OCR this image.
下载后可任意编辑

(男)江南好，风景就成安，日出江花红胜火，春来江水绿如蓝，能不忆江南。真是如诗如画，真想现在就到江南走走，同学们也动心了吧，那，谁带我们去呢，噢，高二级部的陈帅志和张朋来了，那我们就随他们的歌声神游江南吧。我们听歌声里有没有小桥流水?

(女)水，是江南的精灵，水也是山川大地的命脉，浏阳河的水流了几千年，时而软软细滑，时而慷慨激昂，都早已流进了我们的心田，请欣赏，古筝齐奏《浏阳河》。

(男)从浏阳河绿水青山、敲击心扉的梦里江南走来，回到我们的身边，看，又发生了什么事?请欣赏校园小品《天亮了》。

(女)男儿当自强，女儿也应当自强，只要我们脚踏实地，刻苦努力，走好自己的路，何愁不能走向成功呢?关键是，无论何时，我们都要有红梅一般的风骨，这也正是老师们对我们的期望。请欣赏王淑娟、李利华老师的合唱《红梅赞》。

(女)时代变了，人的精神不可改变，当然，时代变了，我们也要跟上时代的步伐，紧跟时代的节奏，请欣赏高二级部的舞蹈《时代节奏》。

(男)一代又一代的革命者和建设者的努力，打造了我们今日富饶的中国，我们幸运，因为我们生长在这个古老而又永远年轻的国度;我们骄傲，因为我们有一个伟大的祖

• What you are asked to do: Extract each line of the material exactly as it stands.

• Solved problem:
OCR this image.
下载后可任意编辑

(男)江南好，风景就成安，日出江花红胜火，春来江水绿如蓝，能不忆江南。真是如诗如画，真想现在就到江南走走，同学们也动心了吧，那，谁带我们去呢，噢，高二级部的陈帅志和张朋来了，那我们就随他们的歌声神游江南吧。我们听歌声里有没有小桥流水?

(女)水，是江南的精灵，水也是山川大地的命脉，浏阳河的水流了几千年，时而软软细滑，时而慷慨激昂，都早已流进了我们的心田，请欣赏，古筝齐奏《浏阳河》。

(男)从浏阳河绿水青山、敲击心扉的梦里江南走来，回到我们的身边，看，又发生了什么事?请欣赏校园小品《天亮了》。

(女)男儿当自强，女儿也应当自强，只要我们脚踏实地，刻苦努力，走好自己的路，何愁不能走向成功呢?关键是，无论何时，我们都要有红梅一般的风骨，这也正是老师们对我们的期望。请欣赏王淑娟、李利华老师的合唱《红梅赞》。

(女)时代变了，人的精神不可改变，当然，时代变了，我们也要跟上时代的步伐，紧跟时代的节奏，请欣赏高二级部的舞蹈《时代节奏》。

(男)一代又一代的革命者和建设者的努力，打造了我们今日富饶的中国，我们幸运，因为我们生长在这个古老而又永远年轻的国度;我们骄傲，因为我们有一个伟大的祖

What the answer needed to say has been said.